**Work required**
Gather every line holding the string "Interface".

Records from a dataset
---------------

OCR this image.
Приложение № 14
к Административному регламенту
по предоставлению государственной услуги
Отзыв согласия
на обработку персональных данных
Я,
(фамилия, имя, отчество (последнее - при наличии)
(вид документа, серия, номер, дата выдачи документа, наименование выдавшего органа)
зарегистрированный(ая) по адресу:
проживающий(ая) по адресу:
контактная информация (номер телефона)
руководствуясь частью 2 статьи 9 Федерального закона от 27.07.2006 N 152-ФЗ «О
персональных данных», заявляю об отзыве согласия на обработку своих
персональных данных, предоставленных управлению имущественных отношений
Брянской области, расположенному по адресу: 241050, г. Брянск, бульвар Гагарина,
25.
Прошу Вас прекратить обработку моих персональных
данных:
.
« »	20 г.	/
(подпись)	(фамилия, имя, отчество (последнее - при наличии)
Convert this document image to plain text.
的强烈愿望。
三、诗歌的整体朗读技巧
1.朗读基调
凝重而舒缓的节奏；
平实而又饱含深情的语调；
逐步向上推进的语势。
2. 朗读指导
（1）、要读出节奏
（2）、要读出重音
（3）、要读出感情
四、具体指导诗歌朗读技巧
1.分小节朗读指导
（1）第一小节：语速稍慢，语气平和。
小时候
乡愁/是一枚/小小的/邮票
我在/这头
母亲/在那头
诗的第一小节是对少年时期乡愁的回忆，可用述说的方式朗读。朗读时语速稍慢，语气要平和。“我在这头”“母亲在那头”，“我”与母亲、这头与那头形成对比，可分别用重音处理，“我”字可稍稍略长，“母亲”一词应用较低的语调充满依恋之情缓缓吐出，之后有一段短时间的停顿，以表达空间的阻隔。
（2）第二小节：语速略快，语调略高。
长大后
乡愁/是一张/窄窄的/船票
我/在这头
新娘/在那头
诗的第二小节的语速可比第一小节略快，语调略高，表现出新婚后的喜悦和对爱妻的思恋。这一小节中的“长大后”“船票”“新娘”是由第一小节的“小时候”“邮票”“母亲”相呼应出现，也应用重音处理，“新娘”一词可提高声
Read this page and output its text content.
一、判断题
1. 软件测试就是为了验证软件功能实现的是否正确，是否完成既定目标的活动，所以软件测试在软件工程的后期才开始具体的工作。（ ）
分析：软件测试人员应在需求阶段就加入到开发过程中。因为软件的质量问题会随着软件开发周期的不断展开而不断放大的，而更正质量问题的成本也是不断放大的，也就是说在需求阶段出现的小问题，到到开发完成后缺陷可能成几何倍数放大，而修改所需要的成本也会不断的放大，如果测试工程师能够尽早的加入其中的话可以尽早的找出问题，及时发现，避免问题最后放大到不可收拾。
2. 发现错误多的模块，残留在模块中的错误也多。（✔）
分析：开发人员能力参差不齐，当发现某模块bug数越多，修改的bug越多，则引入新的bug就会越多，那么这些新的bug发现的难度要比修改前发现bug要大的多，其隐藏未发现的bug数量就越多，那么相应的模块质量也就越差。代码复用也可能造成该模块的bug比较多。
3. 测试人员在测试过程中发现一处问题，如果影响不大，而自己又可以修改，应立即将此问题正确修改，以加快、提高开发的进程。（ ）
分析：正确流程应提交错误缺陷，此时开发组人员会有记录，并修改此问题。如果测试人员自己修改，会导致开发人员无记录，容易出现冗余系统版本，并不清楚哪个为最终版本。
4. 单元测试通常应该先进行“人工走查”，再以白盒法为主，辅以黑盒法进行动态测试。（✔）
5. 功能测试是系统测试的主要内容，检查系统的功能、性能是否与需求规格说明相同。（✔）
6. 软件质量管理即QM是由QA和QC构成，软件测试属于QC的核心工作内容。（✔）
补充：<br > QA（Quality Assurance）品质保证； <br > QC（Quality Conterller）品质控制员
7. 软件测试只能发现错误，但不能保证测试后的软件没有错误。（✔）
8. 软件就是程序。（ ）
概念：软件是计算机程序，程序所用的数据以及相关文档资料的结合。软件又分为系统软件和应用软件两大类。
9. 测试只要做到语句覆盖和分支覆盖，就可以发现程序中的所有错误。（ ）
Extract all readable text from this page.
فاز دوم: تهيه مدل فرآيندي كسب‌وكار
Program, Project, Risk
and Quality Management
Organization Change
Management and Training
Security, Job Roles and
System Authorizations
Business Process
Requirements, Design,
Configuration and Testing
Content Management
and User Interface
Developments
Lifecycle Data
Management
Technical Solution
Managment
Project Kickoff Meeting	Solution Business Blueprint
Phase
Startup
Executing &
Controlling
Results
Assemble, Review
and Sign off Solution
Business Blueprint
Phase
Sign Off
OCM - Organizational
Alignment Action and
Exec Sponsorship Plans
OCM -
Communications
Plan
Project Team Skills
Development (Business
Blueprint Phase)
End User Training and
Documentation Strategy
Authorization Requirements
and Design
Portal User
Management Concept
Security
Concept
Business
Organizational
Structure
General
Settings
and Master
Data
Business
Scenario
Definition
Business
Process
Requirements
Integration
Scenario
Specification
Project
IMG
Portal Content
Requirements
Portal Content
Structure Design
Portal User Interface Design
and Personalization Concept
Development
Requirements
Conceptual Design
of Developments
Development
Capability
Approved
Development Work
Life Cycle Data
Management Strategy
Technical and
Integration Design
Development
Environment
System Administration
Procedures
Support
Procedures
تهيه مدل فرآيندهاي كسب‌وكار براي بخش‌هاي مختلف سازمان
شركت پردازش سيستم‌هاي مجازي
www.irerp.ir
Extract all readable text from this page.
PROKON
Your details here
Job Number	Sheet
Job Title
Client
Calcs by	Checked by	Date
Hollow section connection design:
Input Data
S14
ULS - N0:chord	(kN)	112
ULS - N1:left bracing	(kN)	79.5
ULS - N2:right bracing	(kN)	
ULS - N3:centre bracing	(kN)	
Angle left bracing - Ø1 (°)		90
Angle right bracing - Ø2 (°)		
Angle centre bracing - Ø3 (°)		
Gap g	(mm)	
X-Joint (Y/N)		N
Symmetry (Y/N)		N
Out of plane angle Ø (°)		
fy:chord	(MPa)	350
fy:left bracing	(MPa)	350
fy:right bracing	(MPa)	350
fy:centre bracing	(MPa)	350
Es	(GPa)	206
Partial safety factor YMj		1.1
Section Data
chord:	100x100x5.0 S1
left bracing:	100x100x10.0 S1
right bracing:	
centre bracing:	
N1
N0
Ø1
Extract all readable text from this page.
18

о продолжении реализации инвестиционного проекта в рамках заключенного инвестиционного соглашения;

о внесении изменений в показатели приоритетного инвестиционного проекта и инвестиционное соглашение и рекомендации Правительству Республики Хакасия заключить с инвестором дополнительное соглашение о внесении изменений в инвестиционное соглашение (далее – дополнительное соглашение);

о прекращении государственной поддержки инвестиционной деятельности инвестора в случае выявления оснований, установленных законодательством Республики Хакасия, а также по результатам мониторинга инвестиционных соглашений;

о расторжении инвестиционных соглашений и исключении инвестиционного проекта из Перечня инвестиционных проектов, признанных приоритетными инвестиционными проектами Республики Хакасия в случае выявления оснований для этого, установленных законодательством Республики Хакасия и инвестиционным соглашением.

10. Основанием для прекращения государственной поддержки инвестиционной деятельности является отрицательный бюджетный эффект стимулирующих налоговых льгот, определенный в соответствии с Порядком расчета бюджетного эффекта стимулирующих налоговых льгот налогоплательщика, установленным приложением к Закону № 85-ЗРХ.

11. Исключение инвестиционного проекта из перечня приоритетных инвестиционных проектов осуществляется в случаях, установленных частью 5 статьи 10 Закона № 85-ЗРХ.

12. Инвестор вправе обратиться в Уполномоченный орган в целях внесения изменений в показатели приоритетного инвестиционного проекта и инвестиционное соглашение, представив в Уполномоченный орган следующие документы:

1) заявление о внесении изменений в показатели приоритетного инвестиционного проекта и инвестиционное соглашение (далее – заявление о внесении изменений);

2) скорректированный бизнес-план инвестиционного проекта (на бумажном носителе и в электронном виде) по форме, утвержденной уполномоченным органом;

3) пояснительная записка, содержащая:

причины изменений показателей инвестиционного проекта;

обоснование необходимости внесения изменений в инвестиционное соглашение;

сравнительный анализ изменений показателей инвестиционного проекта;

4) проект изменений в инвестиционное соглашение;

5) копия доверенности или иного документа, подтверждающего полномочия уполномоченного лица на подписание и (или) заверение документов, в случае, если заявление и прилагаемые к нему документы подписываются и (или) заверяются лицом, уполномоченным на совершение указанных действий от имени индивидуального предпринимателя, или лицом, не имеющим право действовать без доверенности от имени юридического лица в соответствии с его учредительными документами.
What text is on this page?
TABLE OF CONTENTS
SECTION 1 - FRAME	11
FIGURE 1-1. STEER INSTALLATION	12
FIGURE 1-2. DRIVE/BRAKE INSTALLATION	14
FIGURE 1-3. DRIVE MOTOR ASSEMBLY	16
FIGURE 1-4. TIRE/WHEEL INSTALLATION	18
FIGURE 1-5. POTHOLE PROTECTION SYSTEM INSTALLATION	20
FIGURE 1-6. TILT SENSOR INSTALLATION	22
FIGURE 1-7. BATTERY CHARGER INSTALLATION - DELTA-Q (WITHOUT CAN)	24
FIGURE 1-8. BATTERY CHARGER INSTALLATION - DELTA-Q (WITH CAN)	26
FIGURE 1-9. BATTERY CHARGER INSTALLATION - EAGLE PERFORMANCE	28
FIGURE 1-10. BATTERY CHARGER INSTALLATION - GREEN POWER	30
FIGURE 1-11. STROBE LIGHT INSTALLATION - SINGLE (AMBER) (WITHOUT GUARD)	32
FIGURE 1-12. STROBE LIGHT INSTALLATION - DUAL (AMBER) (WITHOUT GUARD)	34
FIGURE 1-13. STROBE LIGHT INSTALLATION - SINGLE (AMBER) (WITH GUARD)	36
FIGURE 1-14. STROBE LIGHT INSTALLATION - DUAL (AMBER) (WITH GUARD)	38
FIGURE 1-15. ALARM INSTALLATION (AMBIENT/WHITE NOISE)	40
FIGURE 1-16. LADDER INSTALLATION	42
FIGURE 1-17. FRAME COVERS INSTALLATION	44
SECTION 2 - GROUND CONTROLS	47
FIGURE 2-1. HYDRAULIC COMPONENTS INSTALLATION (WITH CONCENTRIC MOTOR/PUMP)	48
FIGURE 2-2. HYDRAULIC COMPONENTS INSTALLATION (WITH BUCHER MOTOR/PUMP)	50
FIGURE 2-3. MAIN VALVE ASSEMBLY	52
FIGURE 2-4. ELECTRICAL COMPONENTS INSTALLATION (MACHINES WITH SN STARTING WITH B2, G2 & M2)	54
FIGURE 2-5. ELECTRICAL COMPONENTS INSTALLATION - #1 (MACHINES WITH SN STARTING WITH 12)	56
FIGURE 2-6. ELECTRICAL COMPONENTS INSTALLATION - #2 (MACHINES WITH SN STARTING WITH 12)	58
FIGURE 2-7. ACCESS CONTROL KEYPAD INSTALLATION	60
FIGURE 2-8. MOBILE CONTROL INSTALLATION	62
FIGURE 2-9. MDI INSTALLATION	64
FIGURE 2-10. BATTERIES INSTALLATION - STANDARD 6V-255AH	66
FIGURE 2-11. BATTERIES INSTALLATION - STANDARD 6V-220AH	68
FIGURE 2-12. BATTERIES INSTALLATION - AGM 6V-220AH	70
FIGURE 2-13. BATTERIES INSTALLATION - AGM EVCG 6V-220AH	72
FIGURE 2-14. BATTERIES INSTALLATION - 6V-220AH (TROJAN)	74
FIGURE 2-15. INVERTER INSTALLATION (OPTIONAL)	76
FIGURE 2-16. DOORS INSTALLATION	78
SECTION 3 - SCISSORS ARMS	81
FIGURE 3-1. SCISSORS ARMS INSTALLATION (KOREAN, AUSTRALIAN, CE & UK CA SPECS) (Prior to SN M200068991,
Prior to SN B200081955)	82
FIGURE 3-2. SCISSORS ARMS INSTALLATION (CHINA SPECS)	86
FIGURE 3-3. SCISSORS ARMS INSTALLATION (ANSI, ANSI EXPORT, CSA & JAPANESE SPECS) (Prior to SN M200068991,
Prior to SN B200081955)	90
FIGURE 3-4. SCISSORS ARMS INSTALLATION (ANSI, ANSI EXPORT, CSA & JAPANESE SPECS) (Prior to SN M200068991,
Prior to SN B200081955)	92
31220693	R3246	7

---------------

**Answer below**
and User Interface
Portal User Interface Design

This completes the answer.